◆ DO THIS: Extract the lines that carry the string "Perspektiven" from the listing.

BEGIN MATERIAL SHOWN

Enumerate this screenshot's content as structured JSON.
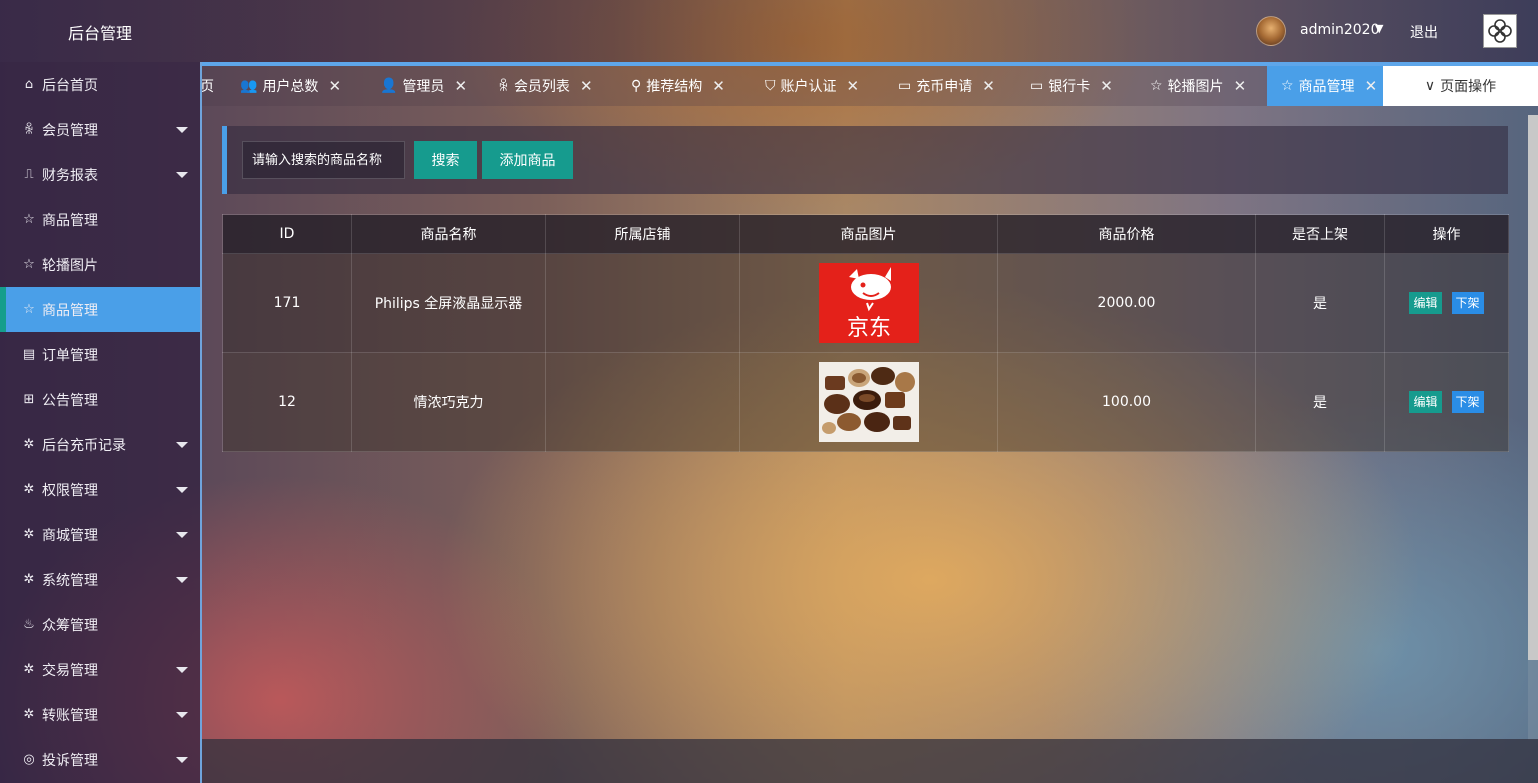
{
  "header": {
    "brand": "后台管理",
    "username": "admin2020",
    "logout": "退出"
  },
  "sidebar": {
    "items": [
      {
        "label": "后台首页",
        "icon": "home-icon",
        "glyph": "⌂",
        "arrow": false,
        "active": false
      },
      {
        "label": "会员管理",
        "icon": "user-icon",
        "glyph": "ꆜ",
        "arrow": true,
        "active": false
      },
      {
        "label": "财务报表",
        "icon": "chart-icon",
        "glyph": "⎍",
        "arrow": true,
        "active": false
      },
      {
        "label": "商品管理",
        "icon": "star-icon",
        "glyph": "☆",
        "arrow": false,
        "active": false
      },
      {
        "label": "轮播图片",
        "icon": "star-icon",
        "glyph": "☆",
        "arrow": false,
        "active": false
      },
      {
        "label": "商品管理",
        "icon": "star-icon",
        "glyph": "☆",
        "arrow": false,
        "active": true
      },
      {
        "label": "订单管理",
        "icon": "clipboard-icon",
        "glyph": "▤",
        "arrow": false,
        "active": false
      },
      {
        "label": "公告管理",
        "icon": "book-icon",
        "glyph": "⊞",
        "arrow": false,
        "active": false
      },
      {
        "label": "后台充币记录",
        "icon": "gear-icon",
        "glyph": "✲",
        "arrow": true,
        "active": false
      },
      {
        "label": "权限管理",
        "icon": "gear-icon",
        "glyph": "✲",
        "arrow": true,
        "active": false
      },
      {
        "label": "商城管理",
        "icon": "gear-icon",
        "glyph": "✲",
        "arrow": true,
        "active": false
      },
      {
        "label": "系统管理",
        "icon": "gear-icon",
        "glyph": "✲",
        "arrow": true,
        "active": false
      },
      {
        "label": "众筹管理",
        "icon": "drops-icon",
        "glyph": "♨",
        "arrow": false,
        "active": false
      },
      {
        "label": "交易管理",
        "icon": "gear-icon",
        "glyph": "✲",
        "arrow": true,
        "active": false
      },
      {
        "label": "转账管理",
        "icon": "gear-icon",
        "glyph": "✲",
        "arrow": true,
        "active": false
      },
      {
        "label": "投诉管理",
        "icon": "target-icon",
        "glyph": "◎",
        "arrow": true,
        "active": false
      }
    ]
  },
  "tabs": {
    "partial": "页",
    "items": [
      {
        "label": "用户总数",
        "icon": "users-icon",
        "glyph": "👥"
      },
      {
        "label": "管理员",
        "icon": "person-icon",
        "glyph": "👤"
      },
      {
        "label": "会员列表",
        "icon": "user-icon",
        "glyph": "ꆜ"
      },
      {
        "label": "推荐结构",
        "icon": "org-icon",
        "glyph": "⚲"
      },
      {
        "label": "账户认证",
        "icon": "shield-icon",
        "glyph": "⛉"
      },
      {
        "label": "充币申请",
        "icon": "document-icon",
        "glyph": "▭"
      },
      {
        "label": "银行卡",
        "icon": "card-icon",
        "glyph": "▭"
      },
      {
        "label": "轮播图片",
        "icon": "star-icon",
        "glyph": "☆"
      },
      {
        "label": "商品管理",
        "icon": "star-icon",
        "glyph": "☆"
      }
    ],
    "close": "✕",
    "page_ops": "页面操作"
  },
  "search": {
    "placeholder": "请输入搜索的商品名称",
    "search_btn": "搜索",
    "add_btn": "添加商品"
  },
  "table": {
    "headers": [
      "ID",
      "商品名称",
      "所属店铺",
      "商品图片",
      "商品价格",
      "是否上架",
      "操作"
    ],
    "rows": [
      {
        "id": "171",
        "name": "Philips 全屏液晶显示器",
        "shop": "",
        "image": "京东",
        "price": "2000.00",
        "listed": "是",
        "edit": "编辑",
        "delist": "下架"
      },
      {
        "id": "12",
        "name": "情浓巧克力",
        "shop": "",
        "image": "chocolate",
        "price": "100.00",
        "listed": "是",
        "edit": "编辑",
        "delist": "下架"
      }
    ]
  },
  "colors": {
    "accent_blue": "#4a9fe8",
    "accent_green": "#169b8e",
    "jd_red": "#e4211a"
  }
}
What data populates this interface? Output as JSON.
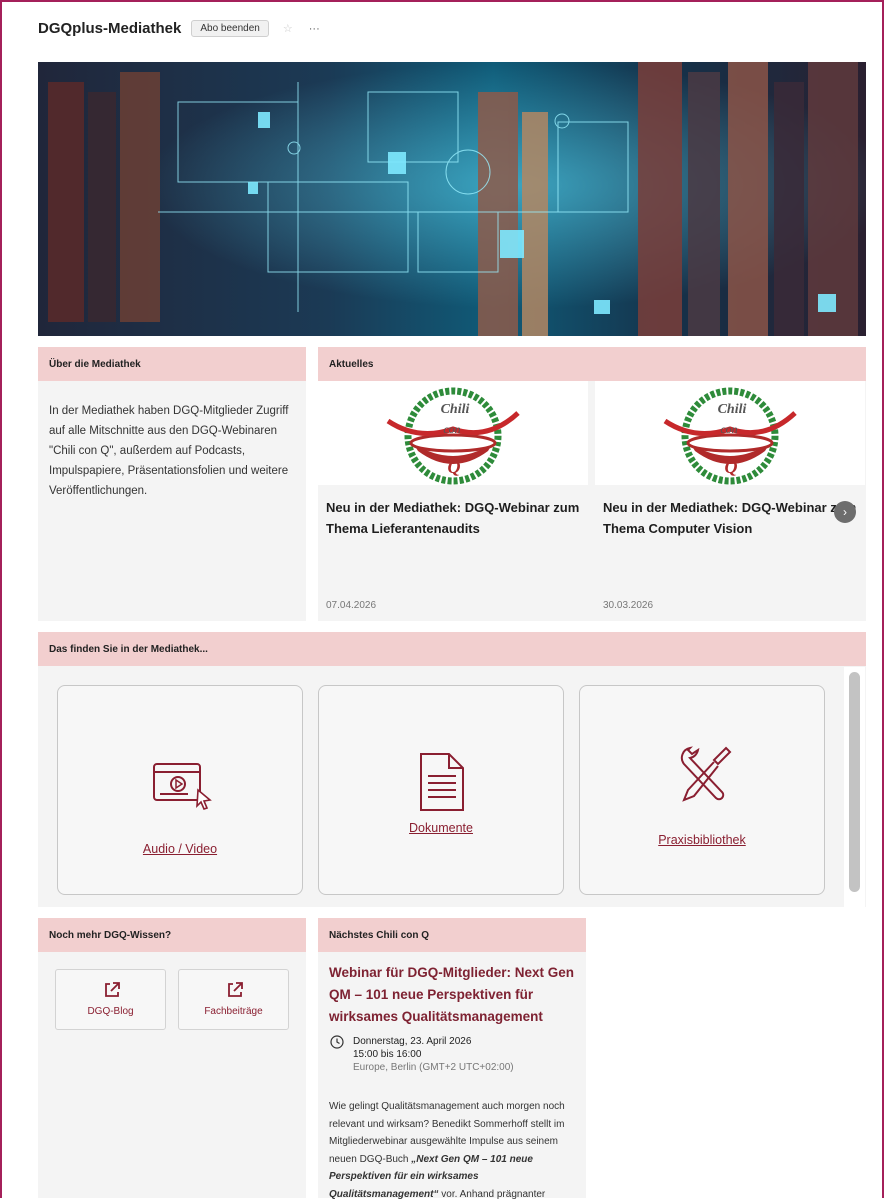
{
  "header": {
    "title": "DGQplus-Mediathek",
    "unsubscribe_label": "Abo beenden",
    "star_icon": "star-icon",
    "more_label": "···"
  },
  "about": {
    "heading": "Über die Mediathek",
    "text": "In der Mediathek haben DGQ-Mitglieder Zugriff auf alle Mitschnitte aus den DGQ-Webinaren \"Chili con Q\", außerdem auf Podcasts, Impulspapiere, Präsentationsfolien und weitere Veröffentlichungen."
  },
  "news": {
    "heading": "Aktuelles",
    "logo_text": [
      "Chili",
      "con",
      "Q"
    ],
    "items": [
      {
        "title": "Neu in der Mediathek: DGQ-Webinar zum Thema Lieferantenaudits",
        "date": "07.04.2026"
      },
      {
        "title": "Neu in der Mediathek: DGQ-Webinar zum Thema Computer Vision",
        "date": "30.03.2026"
      }
    ]
  },
  "contents": {
    "heading": "Das finden Sie in der Mediathek...",
    "tiles": [
      {
        "label": "Audio / Video",
        "icon": "video-player-icon"
      },
      {
        "label": "Dokumente",
        "icon": "document-icon"
      },
      {
        "label": "Praxisbibliothek",
        "icon": "tools-icon"
      }
    ]
  },
  "more": {
    "heading": "Noch mehr DGQ-Wissen?",
    "links": [
      {
        "label": "DGQ-Blog",
        "icon": "external-link-icon"
      },
      {
        "label": "Fachbeiträge",
        "icon": "external-link-icon"
      }
    ]
  },
  "next_event": {
    "heading": "Nächstes Chili con Q",
    "title": "Webinar für DGQ-Mitglieder: Next Gen QM – 101 neue Perspektiven für wirksames Qualitätsmanagement",
    "date": "Donnerstag, 23. April 2026",
    "time": "15:00 bis 16:00",
    "timezone": "Europe, Berlin (GMT+2 UTC+02:00)",
    "body_intro": "Wie gelingt Qualitätsmanagement auch morgen noch relevant und wirksam? Benedikt Sommerhoff stellt im Mitgliederwebinar ausgewählte Impulse aus seinem neuen DGQ-Buch ",
    "body_book": "„Next Gen QM – 101 neue Perspektiven für ein wirksames Qualitätsmanagement“",
    "body_rest": " vor. Anhand prägnanter"
  },
  "colors": {
    "accent": "#8a1f31",
    "panel_head": "#f2cfcf",
    "frame": "#a4205a"
  }
}
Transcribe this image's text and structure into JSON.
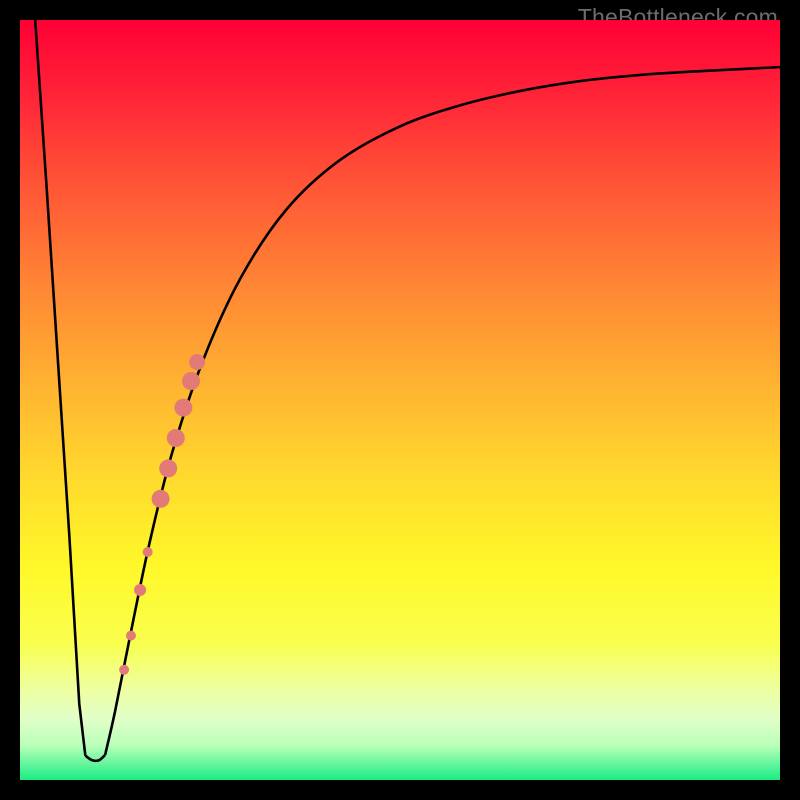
{
  "watermark": {
    "text": "TheBottleneck.com"
  },
  "colors": {
    "frame": "#000000",
    "curve": "#000000",
    "marker": "#e27b78",
    "marker_stroke": "#bb5a52"
  },
  "chart_data": {
    "type": "line",
    "title": "",
    "xlabel": "",
    "ylabel": "",
    "xlim": [
      0,
      100
    ],
    "ylim": [
      0,
      100
    ],
    "gradient_stops": [
      {
        "offset": 0.0,
        "color": "#ff0036"
      },
      {
        "offset": 0.1,
        "color": "#ff2437"
      },
      {
        "offset": 0.22,
        "color": "#ff5636"
      },
      {
        "offset": 0.35,
        "color": "#ff8634"
      },
      {
        "offset": 0.48,
        "color": "#ffb331"
      },
      {
        "offset": 0.6,
        "color": "#ffd92d"
      },
      {
        "offset": 0.72,
        "color": "#fff829"
      },
      {
        "offset": 0.82,
        "color": "#f9ff4e"
      },
      {
        "offset": 0.88,
        "color": "#eeffa0"
      },
      {
        "offset": 0.92,
        "color": "#e1ffc8"
      },
      {
        "offset": 0.955,
        "color": "#b8ffb8"
      },
      {
        "offset": 0.975,
        "color": "#72f7a1"
      },
      {
        "offset": 1.0,
        "color": "#19ec85"
      }
    ],
    "curve_left": {
      "x": [
        2.0,
        3.5,
        5.0,
        6.5,
        7.8,
        8.6
      ],
      "y": [
        100,
        78,
        55,
        32,
        10,
        3.2
      ]
    },
    "curve_floor": {
      "x": [
        8.6,
        9.5,
        10.4,
        11.2
      ],
      "y": [
        3.2,
        2.6,
        2.6,
        3.3
      ]
    },
    "curve_right": {
      "x": [
        11.2,
        12.5,
        14.5,
        17.0,
        20.0,
        24.0,
        29.0,
        35.0,
        42.0,
        50.0,
        58.0,
        66.0,
        74.0,
        82.0,
        90.0,
        100.0
      ],
      "y": [
        3.3,
        9.0,
        19.0,
        31.0,
        43.0,
        55.0,
        66.0,
        75.0,
        81.5,
        86.0,
        88.8,
        90.7,
        92.0,
        92.8,
        93.3,
        93.8
      ]
    },
    "markers": [
      {
        "x": 13.7,
        "y": 14.5,
        "r": 5
      },
      {
        "x": 14.6,
        "y": 19.0,
        "r": 5
      },
      {
        "x": 15.8,
        "y": 25.0,
        "r": 6
      },
      {
        "x": 16.8,
        "y": 30.0,
        "r": 5
      },
      {
        "x": 18.5,
        "y": 37.0,
        "r": 9
      },
      {
        "x": 19.5,
        "y": 41.0,
        "r": 9
      },
      {
        "x": 20.5,
        "y": 45.0,
        "r": 9
      },
      {
        "x": 21.5,
        "y": 49.0,
        "r": 9
      },
      {
        "x": 22.5,
        "y": 52.5,
        "r": 9
      },
      {
        "x": 23.3,
        "y": 55.0,
        "r": 8
      }
    ]
  }
}
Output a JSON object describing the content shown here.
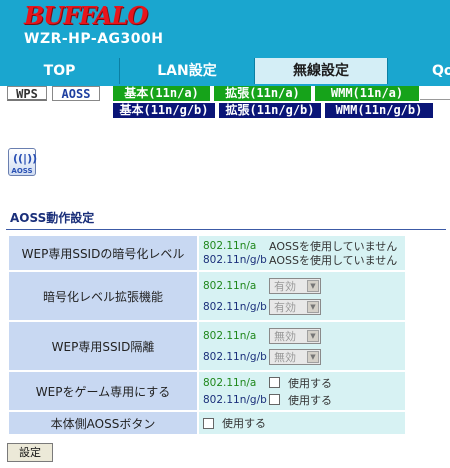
{
  "brand": {
    "logo": "BUFFALO",
    "model": "WZR-HP-AG300H"
  },
  "main_tabs": [
    {
      "label": "TOP"
    },
    {
      "label": "LAN設定"
    },
    {
      "label": "無線設定"
    },
    {
      "label": "Qo"
    }
  ],
  "sub_tabs": {
    "wps": "WPS",
    "aoss": "AOSS",
    "basic_a": "基本(11n/a)",
    "ext_a": "拡張(11n/a)",
    "wmm_a": "WMM(11n/a)",
    "basic_g": "基本(11n/g/b)",
    "ext_g": "拡張(11n/g/b)",
    "wmm_g": "WMM(11n/g/b)"
  },
  "icons": {
    "aoss": "aoss-icon",
    "aoss_text": "AOSS"
  },
  "section": {
    "title": "AOSS動作設定"
  },
  "rows": {
    "wep_level": {
      "label": "WEP専用SSIDの暗号化レベル",
      "a_std": "802.11n/a",
      "a_status": "AOSSを使用していません",
      "g_std": "802.11n/g/b",
      "g_status": "AOSSを使用していません"
    },
    "enc_ext": {
      "label": "暗号化レベル拡張機能",
      "a_std": "802.11n/a",
      "a_value": "有効",
      "g_std": "802.11n/g/b",
      "g_value": "有効"
    },
    "wep_isolation": {
      "label": "WEP専用SSID隔離",
      "a_std": "802.11n/a",
      "a_value": "無効",
      "g_std": "802.11n/g/b",
      "g_value": "無効"
    },
    "wep_game": {
      "label": "WEPをゲーム専用にする",
      "a_std": "802.11n/a",
      "a_check": "使用する",
      "g_std": "802.11n/g/b",
      "g_check": "使用する"
    },
    "aoss_button": {
      "label": "本体側AOSSボタン",
      "check": "使用する"
    }
  },
  "submit": {
    "label": "設定"
  },
  "colors": {
    "header": "#1aa6cf",
    "logo": "#e8141b",
    "tab_active": "#d4eef6",
    "subtab_green": "#16a31a",
    "subtab_navy": "#0a1577",
    "label_cell": "#c8d8f2",
    "value_cell": "#d7f2f3",
    "std_a": "#20881c",
    "std_g": "#1a2f7a"
  }
}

END MATERIAL SHOWN

◆ THE OUTPUT:
    "title": "Webinar für DGQ-Mitglieder: Next Gen QM – 101 neue Perspektiven für wirksames Qualitätsmanagement",
    "body_book": "„Next Gen QM – 101 neue Perspektiven für ein wirksames Qualitätsmanagement“",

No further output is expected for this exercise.